All records must be quoted exactly. Omit the pictures.

Stored entries:
==*==

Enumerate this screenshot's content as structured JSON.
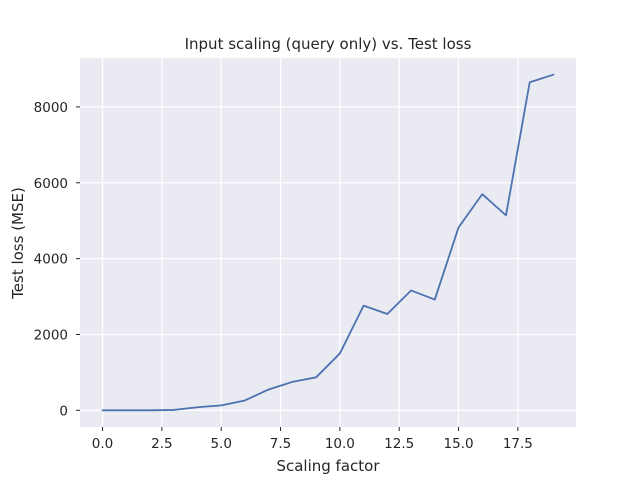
{
  "chart_data": {
    "type": "line",
    "title": "Input scaling (query only) vs. Test loss",
    "xlabel": "Scaling factor",
    "ylabel": "Test loss (MSE)",
    "xlim": [
      -0.95,
      19.95
    ],
    "ylim": [
      -440,
      9290
    ],
    "xticks": [
      0.0,
      2.5,
      5.0,
      7.5,
      10.0,
      12.5,
      15.0,
      17.5
    ],
    "xtick_labels": [
      "0.0",
      "2.5",
      "5.0",
      "7.5",
      "10.0",
      "12.5",
      "15.0",
      "17.5"
    ],
    "yticks": [
      0,
      2000,
      4000,
      6000,
      8000
    ],
    "ytick_labels": [
      "0",
      "2000",
      "4000",
      "6000",
      "8000"
    ],
    "grid": true,
    "background": "#eaeaf2",
    "grid_color": "#ffffff",
    "line_color": "#4c72b0",
    "series": [
      {
        "x": [
          0,
          1,
          2,
          3,
          4,
          5,
          6,
          7,
          8,
          9,
          10,
          11,
          12,
          13,
          14,
          15,
          16,
          17,
          18,
          19
        ],
        "values": [
          0,
          0,
          0,
          10,
          80,
          130,
          260,
          550,
          750,
          870,
          1500,
          2760,
          2540,
          3160,
          2920,
          4820,
          5700,
          5140,
          8650,
          8850
        ]
      }
    ]
  }
}
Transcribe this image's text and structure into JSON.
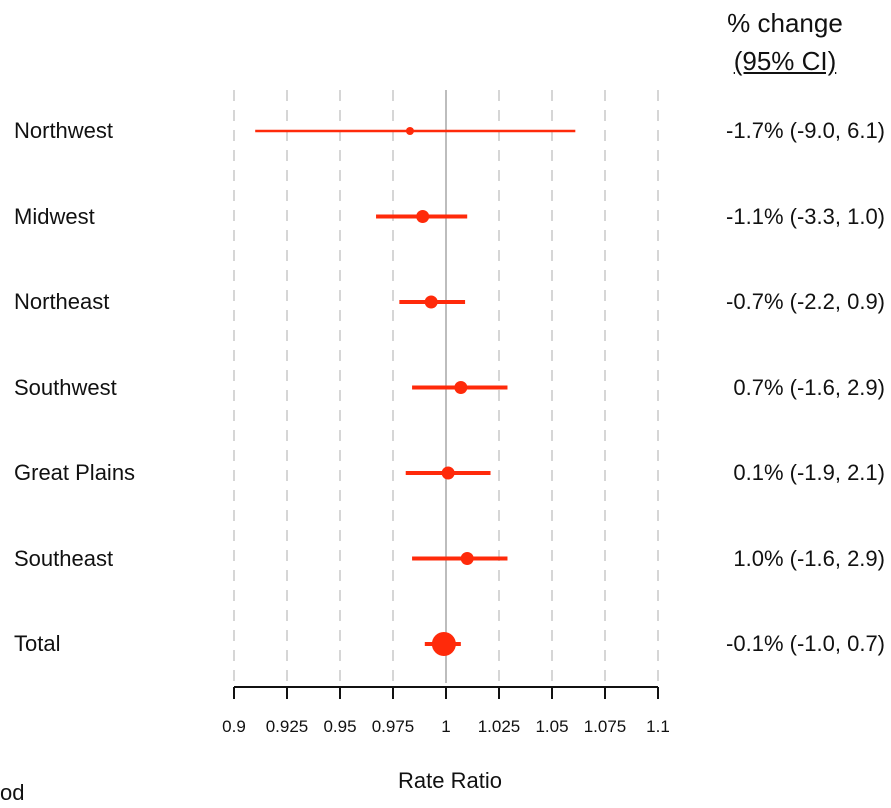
{
  "chart_data": {
    "type": "forest",
    "xlabel": "Rate Ratio",
    "xlim": [
      0.9,
      1.1
    ],
    "xticks": [
      0.9,
      0.925,
      0.95,
      0.975,
      1,
      1.025,
      1.05,
      1.075,
      1.1
    ],
    "xtick_labels": [
      "0.9",
      "0.925",
      "0.95",
      "0.975",
      "1",
      "1.025",
      "1.05",
      "1.075",
      "1.1"
    ],
    "reference_line": 1,
    "grid": "vertical dashed",
    "color": "#ff2a0a",
    "header": [
      "% change",
      "(95% CI)"
    ],
    "rows": [
      {
        "label": "Northwest",
        "estimate": 0.983,
        "lower": 0.91,
        "upper": 1.061,
        "ci_text": "-1.7% (-9.0, 6.1)"
      },
      {
        "label": "Midwest",
        "estimate": 0.989,
        "lower": 0.967,
        "upper": 1.01,
        "ci_text": "-1.1% (-3.3, 1.0)"
      },
      {
        "label": "Northeast",
        "estimate": 0.993,
        "lower": 0.978,
        "upper": 1.009,
        "ci_text": "-0.7% (-2.2, 0.9)"
      },
      {
        "label": "Southwest",
        "estimate": 1.007,
        "lower": 0.984,
        "upper": 1.029,
        "ci_text": "0.7% (-1.6, 2.9)"
      },
      {
        "label": "Great Plains",
        "estimate": 1.001,
        "lower": 0.981,
        "upper": 1.021,
        "ci_text": "0.1% (-1.9, 2.1)"
      },
      {
        "label": "Southeast",
        "estimate": 1.01,
        "lower": 0.984,
        "upper": 1.029,
        "ci_text": "1.0% (-1.6, 2.9)"
      },
      {
        "label": "Total",
        "estimate": 0.999,
        "lower": 0.99,
        "upper": 1.007,
        "ci_text": "-0.1% (-1.0, 0.7)"
      }
    ]
  },
  "cutoff_text": "od"
}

==*==

• _Exercise output_:
Enumerate this screenshot's content as structured JSON.
{
  "chart_data": {
    "type": "line",
    "title": "Input scaling (query only) vs. Test loss",
    "xlabel": "Scaling factor",
    "ylabel": "Test loss (MSE)",
    "xlim": [
      -0.95,
      19.95
    ],
    "ylim": [
      -440,
      9290
    ],
    "xticks": [
      0.0,
      2.5,
      5.0,
      7.5,
      10.0,
      12.5,
      15.0,
      17.5
    ],
    "xtick_labels": [
      "0.0",
      "2.5",
      "5.0",
      "7.5",
      "10.0",
      "12.5",
      "15.0",
      "17.5"
    ],
    "yticks": [
      0,
      2000,
      4000,
      6000,
      8000
    ],
    "ytick_labels": [
      "0",
      "2000",
      "4000",
      "6000",
      "8000"
    ],
    "grid": true,
    "background": "#eaeaf2",
    "grid_color": "#ffffff",
    "line_color": "#4c72b0",
    "series": [
      {
        "x": [
          0,
          1,
          2,
          3,
          4,
          5,
          6,
          7,
          8,
          9,
          10,
          11,
          12,
          13,
          14,
          15,
          16,
          17,
          18,
          19
        ],
        "values": [
          0,
          0,
          0,
          10,
          80,
          130,
          260,
          550,
          750,
          870,
          1500,
          2760,
          2540,
          3160,
          2920,
          4820,
          5700,
          5140,
          8650,
          8850
        ]
      }
    ]
  }
}
Transcribe this image's text and structure into JSON.
{
  "chart_data": {
    "type": "forest",
    "xlabel": "Rate Ratio",
    "xlim": [
      0.9,
      1.1
    ],
    "xticks": [
      0.9,
      0.925,
      0.95,
      0.975,
      1,
      1.025,
      1.05,
      1.075,
      1.1
    ],
    "xtick_labels": [
      "0.9",
      "0.925",
      "0.95",
      "0.975",
      "1",
      "1.025",
      "1.05",
      "1.075",
      "1.1"
    ],
    "reference_line": 1,
    "grid": "vertical dashed",
    "color": "#ff2a0a",
    "header": [
      "% change",
      "(95% CI)"
    ],
    "rows": [
      {
        "label": "Northwest",
        "estimate": 0.983,
        "lower": 0.91,
        "upper": 1.061,
        "ci_text": "-1.7% (-9.0, 6.1)"
      },
      {
        "label": "Midwest",
        "estimate": 0.989,
        "lower": 0.967,
        "upper": 1.01,
        "ci_text": "-1.1% (-3.3, 1.0)"
      },
      {
        "label": "Northeast",
        "estimate": 0.993,
        "lower": 0.978,
        "upper": 1.009,
        "ci_text": "-0.7% (-2.2, 0.9)"
      },
      {
        "label": "Southwest",
        "estimate": 1.007,
        "lower": 0.984,
        "upper": 1.029,
        "ci_text": "0.7% (-1.6, 2.9)"
      },
      {
        "label": "Great Plains",
        "estimate": 1.001,
        "lower": 0.981,
        "upper": 1.021,
        "ci_text": "0.1% (-1.9, 2.1)"
      },
      {
        "label": "Southeast",
        "estimate": 1.01,
        "lower": 0.984,
        "upper": 1.029,
        "ci_text": "1.0% (-1.6, 2.9)"
      },
      {
        "label": "Total",
        "estimate": 0.999,
        "lower": 0.99,
        "upper": 1.007,
        "ci_text": "-0.1% (-1.0, 0.7)"
      }
    ]
  },
  "cutoff_text": "od"
}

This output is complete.